• WRITTEN TASK: Give the number of lines that hold the string "Алзамай". Nothing else is needed.

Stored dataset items
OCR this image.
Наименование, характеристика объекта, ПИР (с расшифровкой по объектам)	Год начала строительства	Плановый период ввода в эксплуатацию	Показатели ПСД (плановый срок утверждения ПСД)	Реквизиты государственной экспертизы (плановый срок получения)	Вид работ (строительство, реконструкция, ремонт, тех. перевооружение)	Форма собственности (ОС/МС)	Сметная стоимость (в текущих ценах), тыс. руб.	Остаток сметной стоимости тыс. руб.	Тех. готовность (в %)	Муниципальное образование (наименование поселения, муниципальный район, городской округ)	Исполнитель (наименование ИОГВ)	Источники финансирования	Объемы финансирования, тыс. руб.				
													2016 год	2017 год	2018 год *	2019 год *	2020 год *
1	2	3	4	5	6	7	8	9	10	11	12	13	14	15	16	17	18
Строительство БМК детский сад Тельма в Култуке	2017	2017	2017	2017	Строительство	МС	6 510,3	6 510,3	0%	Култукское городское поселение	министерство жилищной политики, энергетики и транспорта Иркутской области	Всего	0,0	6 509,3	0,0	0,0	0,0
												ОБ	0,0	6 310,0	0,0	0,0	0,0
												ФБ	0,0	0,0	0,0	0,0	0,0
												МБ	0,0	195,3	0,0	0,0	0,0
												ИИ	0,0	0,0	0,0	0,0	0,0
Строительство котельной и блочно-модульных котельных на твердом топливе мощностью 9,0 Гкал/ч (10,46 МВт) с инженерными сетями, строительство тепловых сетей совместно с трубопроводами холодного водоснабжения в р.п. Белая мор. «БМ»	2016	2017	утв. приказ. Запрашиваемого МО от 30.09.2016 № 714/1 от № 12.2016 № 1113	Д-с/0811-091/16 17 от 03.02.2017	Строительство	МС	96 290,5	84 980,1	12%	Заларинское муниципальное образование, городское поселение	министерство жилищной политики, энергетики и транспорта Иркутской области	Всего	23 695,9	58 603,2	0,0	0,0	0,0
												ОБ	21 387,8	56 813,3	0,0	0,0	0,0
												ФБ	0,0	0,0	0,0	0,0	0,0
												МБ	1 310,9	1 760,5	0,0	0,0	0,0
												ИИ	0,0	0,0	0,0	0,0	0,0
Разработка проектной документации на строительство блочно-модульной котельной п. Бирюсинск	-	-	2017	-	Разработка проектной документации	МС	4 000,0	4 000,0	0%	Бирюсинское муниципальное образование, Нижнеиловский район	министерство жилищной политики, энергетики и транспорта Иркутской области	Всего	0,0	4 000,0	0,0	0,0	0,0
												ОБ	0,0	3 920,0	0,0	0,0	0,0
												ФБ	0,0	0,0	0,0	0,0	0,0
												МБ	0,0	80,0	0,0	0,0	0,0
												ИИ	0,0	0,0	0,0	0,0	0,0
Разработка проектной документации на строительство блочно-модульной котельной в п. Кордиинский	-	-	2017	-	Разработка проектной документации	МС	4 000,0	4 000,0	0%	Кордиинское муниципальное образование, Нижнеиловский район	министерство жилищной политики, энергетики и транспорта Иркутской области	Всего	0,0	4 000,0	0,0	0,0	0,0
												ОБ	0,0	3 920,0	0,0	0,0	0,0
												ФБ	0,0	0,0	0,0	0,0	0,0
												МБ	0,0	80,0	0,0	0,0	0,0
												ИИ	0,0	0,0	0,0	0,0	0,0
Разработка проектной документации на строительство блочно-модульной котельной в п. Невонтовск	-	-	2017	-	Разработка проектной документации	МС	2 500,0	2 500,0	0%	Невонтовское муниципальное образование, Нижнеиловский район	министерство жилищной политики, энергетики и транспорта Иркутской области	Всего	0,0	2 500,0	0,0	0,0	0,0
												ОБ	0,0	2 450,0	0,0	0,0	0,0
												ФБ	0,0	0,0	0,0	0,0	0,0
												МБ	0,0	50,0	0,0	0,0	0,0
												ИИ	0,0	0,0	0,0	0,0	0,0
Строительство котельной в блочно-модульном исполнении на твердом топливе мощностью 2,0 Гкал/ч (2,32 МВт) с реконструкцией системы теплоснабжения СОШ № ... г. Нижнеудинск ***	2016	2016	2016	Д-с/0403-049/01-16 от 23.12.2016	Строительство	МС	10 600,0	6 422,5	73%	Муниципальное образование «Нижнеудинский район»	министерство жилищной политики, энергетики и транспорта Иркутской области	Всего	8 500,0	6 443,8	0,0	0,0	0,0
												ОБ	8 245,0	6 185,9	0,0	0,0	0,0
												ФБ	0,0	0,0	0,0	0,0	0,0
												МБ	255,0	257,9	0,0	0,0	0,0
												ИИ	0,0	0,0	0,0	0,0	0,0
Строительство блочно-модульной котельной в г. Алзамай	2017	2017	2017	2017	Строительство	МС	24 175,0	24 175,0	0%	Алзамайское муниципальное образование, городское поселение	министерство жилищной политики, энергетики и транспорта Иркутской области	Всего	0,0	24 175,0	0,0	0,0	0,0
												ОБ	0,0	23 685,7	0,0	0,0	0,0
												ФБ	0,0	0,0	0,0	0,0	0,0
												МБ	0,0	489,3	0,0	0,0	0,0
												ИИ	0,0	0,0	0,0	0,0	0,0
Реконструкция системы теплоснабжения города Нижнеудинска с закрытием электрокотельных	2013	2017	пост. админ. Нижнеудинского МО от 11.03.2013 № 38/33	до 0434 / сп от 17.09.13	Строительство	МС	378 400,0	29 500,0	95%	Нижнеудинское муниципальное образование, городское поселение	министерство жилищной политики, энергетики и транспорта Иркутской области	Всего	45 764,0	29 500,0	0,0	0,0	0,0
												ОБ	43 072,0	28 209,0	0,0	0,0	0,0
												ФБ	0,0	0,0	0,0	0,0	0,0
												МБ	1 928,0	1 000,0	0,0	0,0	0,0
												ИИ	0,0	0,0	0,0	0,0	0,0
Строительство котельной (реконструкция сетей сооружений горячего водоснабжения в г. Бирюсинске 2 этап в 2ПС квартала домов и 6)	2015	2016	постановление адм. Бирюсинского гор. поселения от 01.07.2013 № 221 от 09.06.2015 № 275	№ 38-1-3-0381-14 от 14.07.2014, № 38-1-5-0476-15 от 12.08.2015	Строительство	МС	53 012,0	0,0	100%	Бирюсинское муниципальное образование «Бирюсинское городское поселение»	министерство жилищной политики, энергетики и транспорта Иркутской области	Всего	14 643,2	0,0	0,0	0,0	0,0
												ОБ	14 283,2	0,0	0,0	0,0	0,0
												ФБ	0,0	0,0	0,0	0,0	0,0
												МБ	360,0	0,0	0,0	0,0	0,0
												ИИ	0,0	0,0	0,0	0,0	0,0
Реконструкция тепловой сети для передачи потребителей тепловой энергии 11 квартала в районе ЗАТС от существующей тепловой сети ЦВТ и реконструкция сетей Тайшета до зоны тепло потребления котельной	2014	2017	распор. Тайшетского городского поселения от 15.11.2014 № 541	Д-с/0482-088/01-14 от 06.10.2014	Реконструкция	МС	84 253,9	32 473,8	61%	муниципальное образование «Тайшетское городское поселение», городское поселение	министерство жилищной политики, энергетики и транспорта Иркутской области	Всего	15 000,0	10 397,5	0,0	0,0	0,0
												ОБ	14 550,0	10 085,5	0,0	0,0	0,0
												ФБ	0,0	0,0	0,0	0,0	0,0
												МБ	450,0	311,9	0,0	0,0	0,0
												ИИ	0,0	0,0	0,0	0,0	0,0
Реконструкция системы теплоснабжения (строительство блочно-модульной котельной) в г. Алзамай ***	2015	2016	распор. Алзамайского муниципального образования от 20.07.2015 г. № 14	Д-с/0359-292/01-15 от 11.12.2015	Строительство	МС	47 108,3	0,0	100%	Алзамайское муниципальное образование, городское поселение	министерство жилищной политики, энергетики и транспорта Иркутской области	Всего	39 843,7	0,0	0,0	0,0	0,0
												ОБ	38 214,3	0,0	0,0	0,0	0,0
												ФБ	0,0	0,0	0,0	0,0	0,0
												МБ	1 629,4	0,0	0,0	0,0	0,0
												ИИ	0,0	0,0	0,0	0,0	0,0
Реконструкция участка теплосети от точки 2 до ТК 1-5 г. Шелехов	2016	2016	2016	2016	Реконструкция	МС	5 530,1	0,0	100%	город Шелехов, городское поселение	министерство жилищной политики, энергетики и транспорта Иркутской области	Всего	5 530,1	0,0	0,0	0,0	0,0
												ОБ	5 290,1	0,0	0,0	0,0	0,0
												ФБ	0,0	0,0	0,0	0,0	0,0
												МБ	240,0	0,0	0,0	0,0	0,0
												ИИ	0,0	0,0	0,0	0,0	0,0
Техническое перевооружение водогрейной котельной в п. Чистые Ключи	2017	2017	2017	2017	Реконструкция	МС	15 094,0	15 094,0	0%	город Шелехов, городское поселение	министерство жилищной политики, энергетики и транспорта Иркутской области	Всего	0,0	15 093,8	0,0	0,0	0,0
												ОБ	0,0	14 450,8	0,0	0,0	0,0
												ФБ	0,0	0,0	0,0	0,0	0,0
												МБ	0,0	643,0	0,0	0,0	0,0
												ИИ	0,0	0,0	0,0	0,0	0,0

• TASK OUTPUT: 2